Entries with figure data
[start]
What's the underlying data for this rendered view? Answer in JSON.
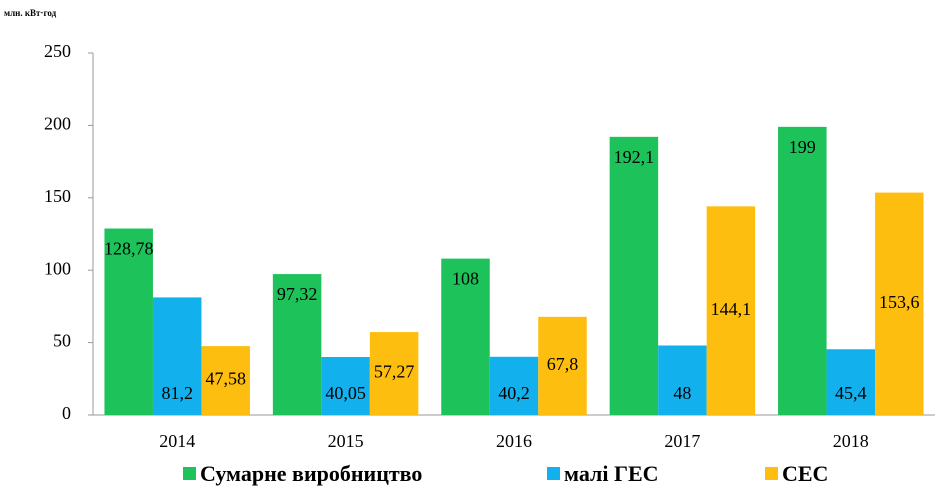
{
  "chart_data": {
    "type": "bar",
    "y_label": "млн. кВт·год",
    "categories": [
      "2014",
      "2015",
      "2016",
      "2017",
      "2018"
    ],
    "series": [
      {
        "name": "Сумарне виробництво",
        "color": "#1ec25a",
        "values": [
          128.78,
          97.32,
          108,
          192.1,
          199
        ],
        "value_labels": [
          "128,78",
          "97,32",
          "108",
          "192,1",
          "199"
        ]
      },
      {
        "name": "малі ГЕС",
        "color": "#12b0ec",
        "values": [
          81.2,
          40.05,
          40.2,
          48,
          45.4
        ],
        "value_labels": [
          "81,2",
          "40,05",
          "40,2",
          "48",
          "45,4"
        ]
      },
      {
        "name": "СЕС",
        "color": "#fdbe0f",
        "values": [
          47.58,
          57.27,
          67.8,
          144.1,
          153.6
        ],
        "value_labels": [
          "47,58",
          "57,27",
          "67,8",
          "144,1",
          "153,6"
        ]
      }
    ],
    "ylim": [
      0,
      250
    ],
    "yticks": [
      0,
      50,
      100,
      150,
      200,
      250
    ],
    "grid": false,
    "legend": "bottom"
  }
}
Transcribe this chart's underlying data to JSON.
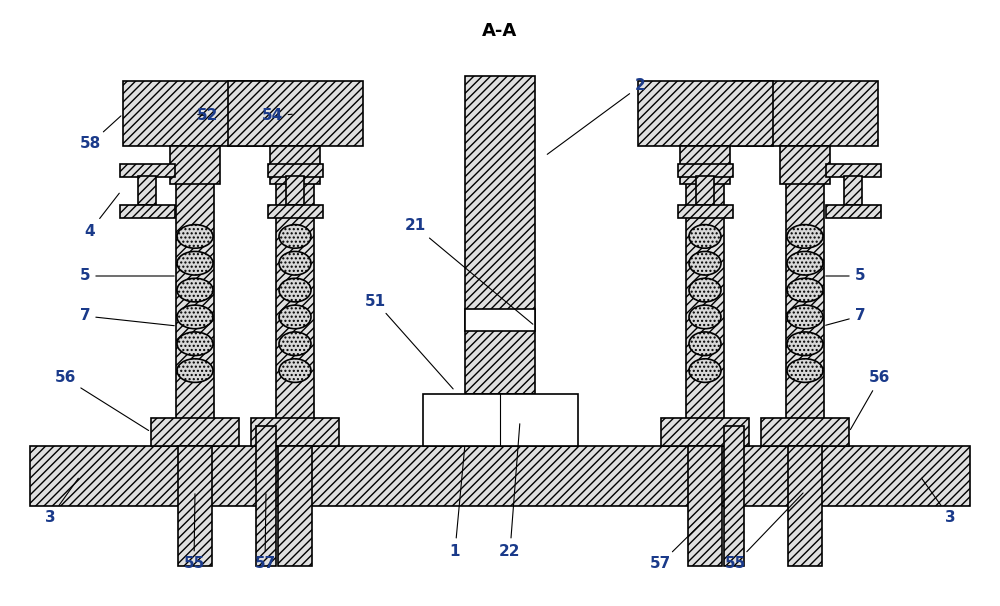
{
  "bg_color": "#ffffff",
  "line_color": "#000000",
  "hatch_color": "#555555",
  "figsize": [
    10.0,
    6.06
  ],
  "dpi": 100,
  "label_color": "#1a3a8a",
  "label_fs": 11
}
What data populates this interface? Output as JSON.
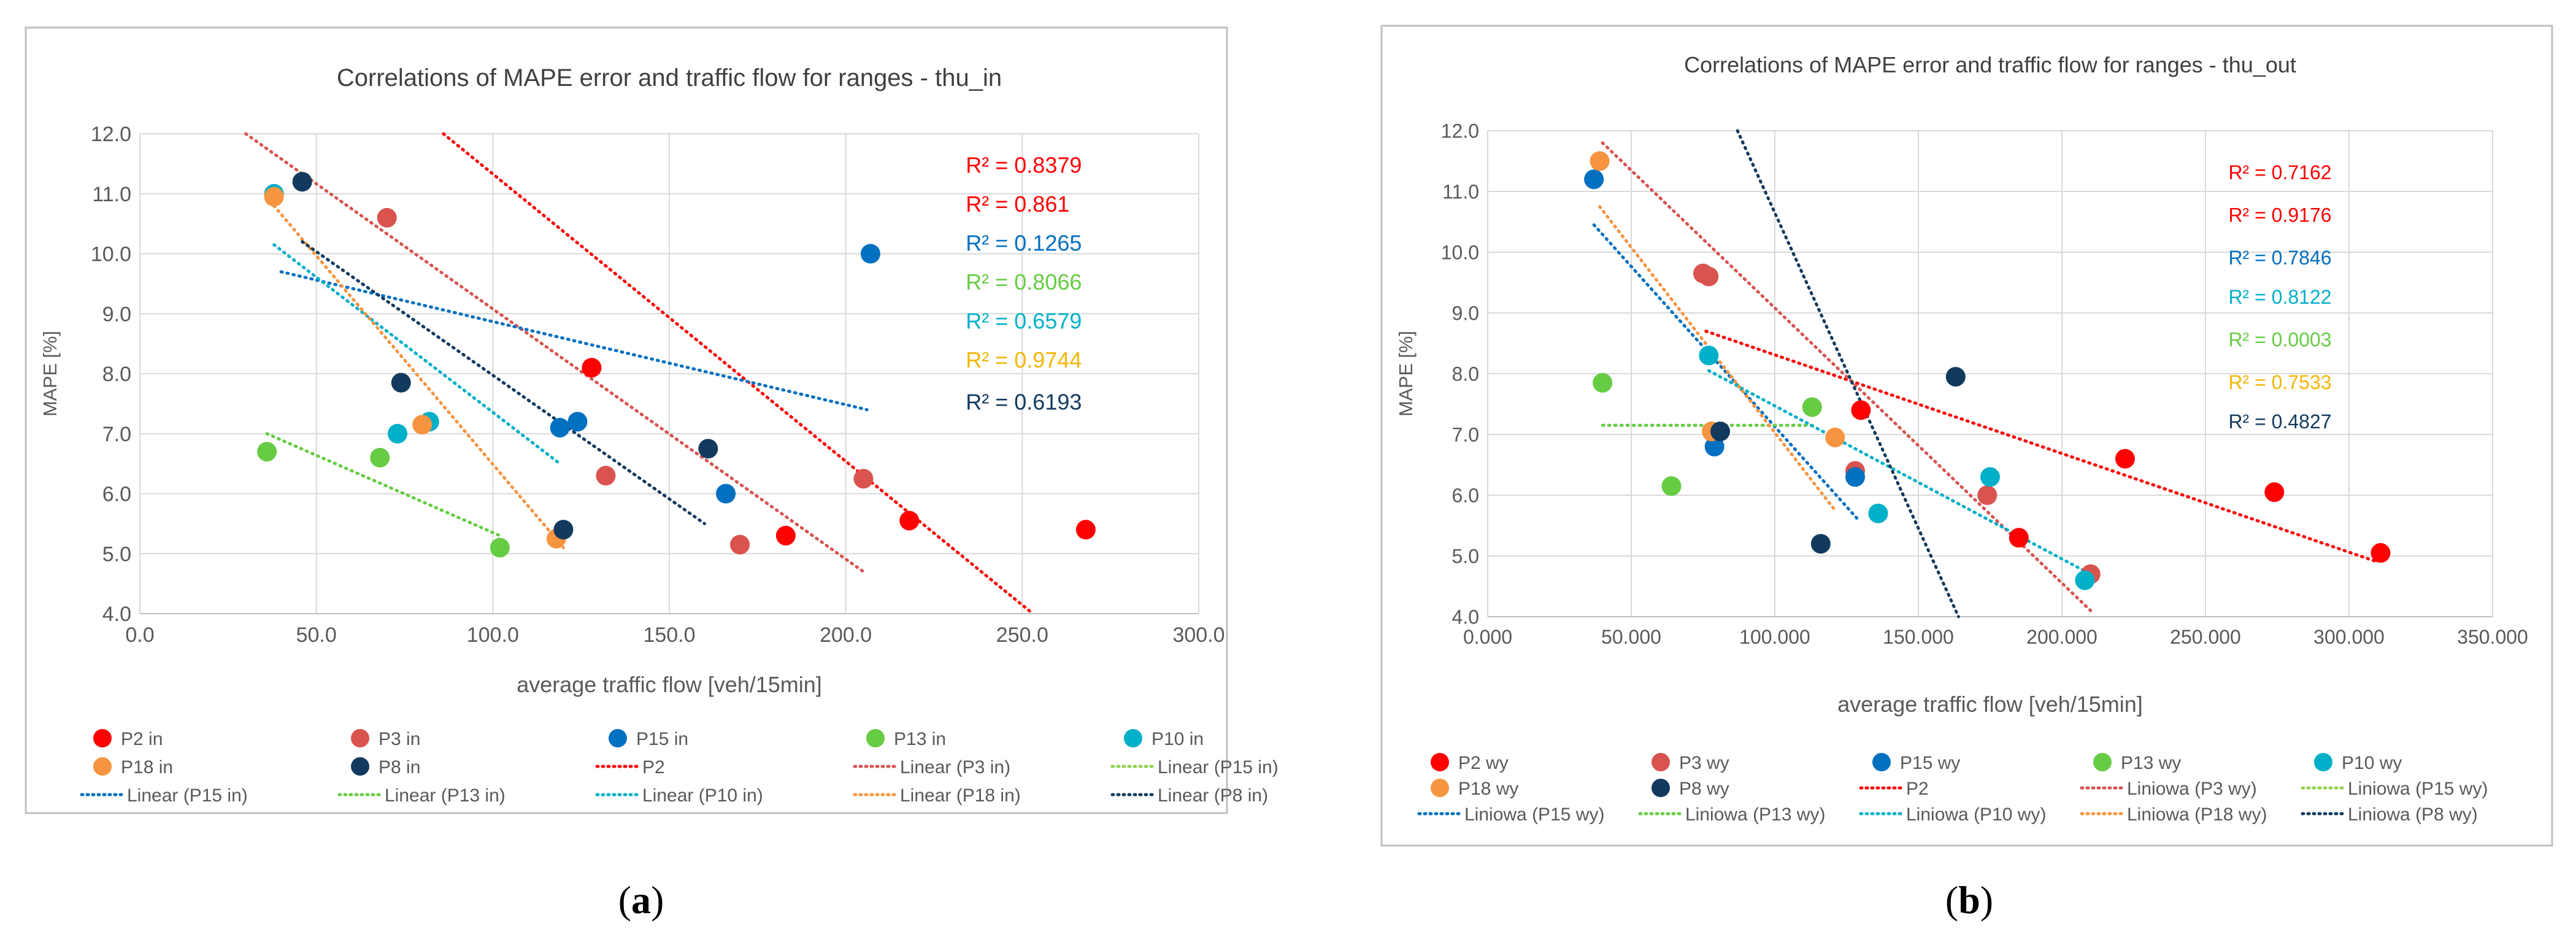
{
  "panels": {
    "a": {
      "caption_open": "(",
      "caption_letter": "a",
      "caption_close": ")"
    },
    "b": {
      "caption_open": "(",
      "caption_letter": "b",
      "caption_close": ")"
    }
  },
  "chart_data": [
    {
      "type": "scatter",
      "title": "Correlations of MAPE error and traffic flow for ranges - thu_in",
      "xlabel": "average traffic flow [veh/15min]",
      "ylabel": "MAPE [%]",
      "xlim": [
        0,
        300
      ],
      "ylim": [
        4,
        12
      ],
      "xticks": [
        0,
        50,
        100,
        150,
        200,
        250,
        300
      ],
      "xtick_labels": [
        "0.0",
        "50.0",
        "100.0",
        "150.0",
        "200.0",
        "250.0",
        "300.0"
      ],
      "yticks": [
        4,
        5,
        6,
        7,
        8,
        9,
        10,
        11,
        12
      ],
      "ytick_labels": [
        "4.0",
        "5.0",
        "6.0",
        "7.0",
        "8.0",
        "9.0",
        "10.0",
        "11.0",
        "12.0"
      ],
      "grid": true,
      "legend_position": "bottom",
      "series": [
        {
          "name": "P2 in",
          "color": "#ff0000",
          "points": [
            [
              128,
              8.1
            ],
            [
              183,
              5.3
            ],
            [
              218,
              5.55
            ],
            [
              268,
              5.4
            ]
          ]
        },
        {
          "name": "P3 in",
          "color": "#d9534f",
          "points": [
            [
              70,
              10.6
            ],
            [
              132,
              6.3
            ],
            [
              170,
              5.15
            ],
            [
              205,
              6.25
            ]
          ]
        },
        {
          "name": "P15 in",
          "color": "#0070c0",
          "points": [
            [
              119,
              7.1
            ],
            [
              124,
              7.2
            ],
            [
              166,
              6.0
            ],
            [
              207,
              10.0
            ]
          ]
        },
        {
          "name": "P13 in",
          "color": "#66cc44",
          "points": [
            [
              36,
              6.7
            ],
            [
              68,
              6.6
            ],
            [
              102,
              5.1
            ]
          ]
        },
        {
          "name": "P10 in",
          "color": "#00b0c8",
          "points": [
            [
              38,
              11.0
            ],
            [
              73,
              7.0
            ],
            [
              82,
              7.2
            ]
          ]
        },
        {
          "name": "P18 in",
          "color": "#f7943f",
          "points": [
            [
              38,
              10.95
            ],
            [
              80,
              7.15
            ],
            [
              118,
              5.25
            ]
          ]
        },
        {
          "name": "P8 in",
          "color": "#123a5e",
          "points": [
            [
              46,
              11.2
            ],
            [
              74,
              7.85
            ],
            [
              120,
              5.4
            ],
            [
              161,
              6.75
            ]
          ]
        }
      ],
      "trendlines": [
        {
          "name": "P2",
          "color": "#ff0000",
          "from": [
            86,
            12.0
          ],
          "to": [
            253,
            4.0
          ]
        },
        {
          "name": "Linear (P3 in)",
          "color": "#d9534f",
          "from": [
            30,
            12.0
          ],
          "to": [
            205,
            4.7
          ]
        },
        {
          "name": "Linear (P15 in)",
          "color": "#0070c0",
          "from": [
            40,
            9.7
          ],
          "to": [
            206,
            7.4
          ]
        },
        {
          "name": "Linear (P13 in)",
          "color": "#66cc44",
          "from": [
            36,
            7.0
          ],
          "to": [
            102,
            5.3
          ]
        },
        {
          "name": "Linear (P10 in)",
          "color": "#00b0c8",
          "from": [
            38,
            10.15
          ],
          "to": [
            119,
            6.5
          ]
        },
        {
          "name": "Linear (P18 in)",
          "color": "#f7943f",
          "from": [
            38,
            10.8
          ],
          "to": [
            120,
            5.1
          ]
        },
        {
          "name": "Linear (P8 in)",
          "color": "#123a5e",
          "from": [
            46,
            10.2
          ],
          "to": [
            160,
            5.5
          ]
        }
      ],
      "r2_labels": [
        {
          "text": "R² = 0.8379",
          "color": "#ff0000",
          "at": [
            234,
            11.35
          ]
        },
        {
          "text": "R² = 0.861",
          "color": "#ff0000",
          "at": [
            234,
            10.7
          ]
        },
        {
          "text": "R² = 0.1265",
          "color": "#0070c0",
          "at": [
            234,
            10.05
          ]
        },
        {
          "text": "R² = 0.8066",
          "color": "#66cc44",
          "at": [
            234,
            9.4
          ]
        },
        {
          "text": "R² = 0.6579",
          "color": "#00b0c8",
          "at": [
            234,
            8.75
          ]
        },
        {
          "text": "R² = 0.9744",
          "color": "#f2b705",
          "at": [
            234,
            8.1
          ]
        },
        {
          "text": "R² = 0.6193",
          "color": "#123a5e",
          "at": [
            234,
            7.4
          ]
        }
      ],
      "legend": [
        {
          "label": "P2 in",
          "type": "dot",
          "color": "#ff0000"
        },
        {
          "label": "P3 in",
          "type": "dot",
          "color": "#d9534f"
        },
        {
          "label": "P15 in",
          "type": "dot",
          "color": "#0070c0"
        },
        {
          "label": "P13 in",
          "type": "dot",
          "color": "#66cc44"
        },
        {
          "label": "P10 in",
          "type": "dot",
          "color": "#00b0c8"
        },
        {
          "label": "P18 in",
          "type": "dot",
          "color": "#f7943f"
        },
        {
          "label": "P8 in",
          "type": "dot",
          "color": "#123a5e"
        },
        {
          "label": "P2",
          "type": "line",
          "color": "#ff0000"
        },
        {
          "label": "Linear (P3 in)",
          "type": "line",
          "color": "#d9534f"
        },
        {
          "label": "Linear (P15 in)",
          "type": "line",
          "color": "#92d050"
        },
        {
          "label": "Linear (P15 in)",
          "type": "line",
          "color": "#0070c0"
        },
        {
          "label": "Linear (P13 in)",
          "type": "line",
          "color": "#66cc44"
        },
        {
          "label": "Linear (P10 in)",
          "type": "line",
          "color": "#00b0c8"
        },
        {
          "label": "Linear (P18 in)",
          "type": "line",
          "color": "#f7943f"
        },
        {
          "label": "Linear (P8 in)",
          "type": "line",
          "color": "#123a5e"
        }
      ]
    },
    {
      "type": "scatter",
      "title": "Correlations of MAPE error and traffic flow for ranges - thu_out",
      "xlabel": "average traffic flow [veh/15min]",
      "ylabel": "MAPE [%]",
      "xlim": [
        0,
        350000
      ],
      "ylim": [
        4,
        12
      ],
      "xticks": [
        0,
        50000,
        100000,
        150000,
        200000,
        250000,
        300000,
        350000
      ],
      "xtick_labels": [
        "0.000",
        "50.000",
        "100.000",
        "150.000",
        "200.000",
        "250.000",
        "300.000",
        "350.000"
      ],
      "yticks": [
        4,
        5,
        6,
        7,
        8,
        9,
        10,
        11,
        12
      ],
      "ytick_labels": [
        "4.0",
        "5.0",
        "6.0",
        "7.0",
        "8.0",
        "9.0",
        "10.0",
        "11.0",
        "12.0"
      ],
      "grid": true,
      "legend_position": "bottom",
      "series": [
        {
          "name": "P2 wy",
          "color": "#ff0000",
          "points": [
            [
              130000,
              7.4
            ],
            [
              185000,
              5.3
            ],
            [
              222000,
              6.6
            ],
            [
              274000,
              6.05
            ],
            [
              311000,
              5.05
            ]
          ]
        },
        {
          "name": "P3 wy",
          "color": "#d9534f",
          "points": [
            [
              75000,
              9.65
            ],
            [
              77000,
              9.6
            ],
            [
              128000,
              6.4
            ],
            [
              174000,
              6.0
            ],
            [
              210000,
              4.7
            ]
          ]
        },
        {
          "name": "P15 wy",
          "color": "#0070c0",
          "points": [
            [
              37000,
              11.2
            ],
            [
              79000,
              6.8
            ],
            [
              128000,
              6.3
            ]
          ]
        },
        {
          "name": "P13 wy",
          "color": "#66cc44",
          "points": [
            [
              40000,
              7.85
            ],
            [
              64000,
              6.15
            ],
            [
              113000,
              7.45
            ]
          ]
        },
        {
          "name": "P10 wy",
          "color": "#00b0c8",
          "points": [
            [
              77000,
              8.3
            ],
            [
              136000,
              5.7
            ],
            [
              175000,
              6.3
            ],
            [
              208000,
              4.6
            ]
          ]
        },
        {
          "name": "P18 wy",
          "color": "#f7943f",
          "points": [
            [
              39000,
              11.5
            ],
            [
              78000,
              7.05
            ],
            [
              121000,
              6.95
            ]
          ]
        },
        {
          "name": "P8 wy",
          "color": "#123a5e",
          "points": [
            [
              81000,
              7.05
            ],
            [
              116000,
              5.2
            ],
            [
              163000,
              7.95
            ]
          ]
        }
      ],
      "trendlines": [
        {
          "name": "P2",
          "color": "#ff0000",
          "from": [
            76000,
            8.7
          ],
          "to": [
            310000,
            4.9
          ]
        },
        {
          "name": "Liniowa (P3 wy)",
          "color": "#d9534f",
          "from": [
            40000,
            11.8
          ],
          "to": [
            210000,
            4.1
          ]
        },
        {
          "name": "Liniowa (P15 wy)",
          "color": "#0070c0",
          "from": [
            37000,
            10.45
          ],
          "to": [
            129000,
            5.6
          ]
        },
        {
          "name": "Liniowa (P13 wy)",
          "color": "#66cc44",
          "from": [
            40000,
            7.15
          ],
          "to": [
            113000,
            7.15
          ]
        },
        {
          "name": "Liniowa (P10 wy)",
          "color": "#00b0c8",
          "from": [
            77000,
            8.05
          ],
          "to": [
            208000,
            4.75
          ]
        },
        {
          "name": "Liniowa (P18 wy)",
          "color": "#f7943f",
          "from": [
            39000,
            10.75
          ],
          "to": [
            121000,
            5.75
          ]
        },
        {
          "name": "Liniowa (P8 wy)",
          "color": "#123a5e",
          "from": [
            87000,
            12.0
          ],
          "to": [
            164000,
            4.0
          ]
        }
      ],
      "r2_labels": [
        {
          "text": "R² = 0.7162",
          "color": "#ff0000",
          "at": [
            258000,
            11.2
          ]
        },
        {
          "text": "R² = 0.9176",
          "color": "#ff0000",
          "at": [
            258000,
            10.5
          ]
        },
        {
          "text": "R² = 0.7846",
          "color": "#0070c0",
          "at": [
            258000,
            9.8
          ]
        },
        {
          "text": "R² = 0.8122",
          "color": "#00b0c8",
          "at": [
            258000,
            9.15
          ]
        },
        {
          "text": "R² = 0.0003",
          "color": "#66cc44",
          "at": [
            258000,
            8.45
          ]
        },
        {
          "text": "R² = 0.7533",
          "color": "#f2b705",
          "at": [
            258000,
            7.75
          ]
        },
        {
          "text": "R² = 0.4827",
          "color": "#123a5e",
          "at": [
            258000,
            7.1
          ]
        }
      ],
      "legend": [
        {
          "label": "P2 wy",
          "type": "dot",
          "color": "#ff0000"
        },
        {
          "label": "P3 wy",
          "type": "dot",
          "color": "#d9534f"
        },
        {
          "label": "P15 wy",
          "type": "dot",
          "color": "#0070c0"
        },
        {
          "label": "P13 wy",
          "type": "dot",
          "color": "#66cc44"
        },
        {
          "label": "P10 wy",
          "type": "dot",
          "color": "#00b0c8"
        },
        {
          "label": "P18 wy",
          "type": "dot",
          "color": "#f7943f"
        },
        {
          "label": "P8 wy",
          "type": "dot",
          "color": "#123a5e"
        },
        {
          "label": "P2",
          "type": "line",
          "color": "#ff0000"
        },
        {
          "label": "Liniowa (P3 wy)",
          "type": "line",
          "color": "#d9534f"
        },
        {
          "label": "Liniowa (P15 wy)",
          "type": "line",
          "color": "#92d050"
        },
        {
          "label": "Liniowa (P15 wy)",
          "type": "line",
          "color": "#0070c0"
        },
        {
          "label": "Liniowa (P13 wy)",
          "type": "line",
          "color": "#66cc44"
        },
        {
          "label": "Liniowa (P10 wy)",
          "type": "line",
          "color": "#00b0c8"
        },
        {
          "label": "Liniowa (P18 wy)",
          "type": "line",
          "color": "#f7943f"
        },
        {
          "label": "Liniowa (P8 wy)",
          "type": "line",
          "color": "#123a5e"
        }
      ]
    }
  ]
}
[end]
GIVEN PROBLEM ::
Go through the material line by line. Show each line that contains the string "error".

RESPONSE TO THIS EXERCISE ::
      "title": "Correlations of MAPE error and traffic flow for ranges - thu_in",
      "title": "Correlations of MAPE error and traffic flow for ranges - thu_out",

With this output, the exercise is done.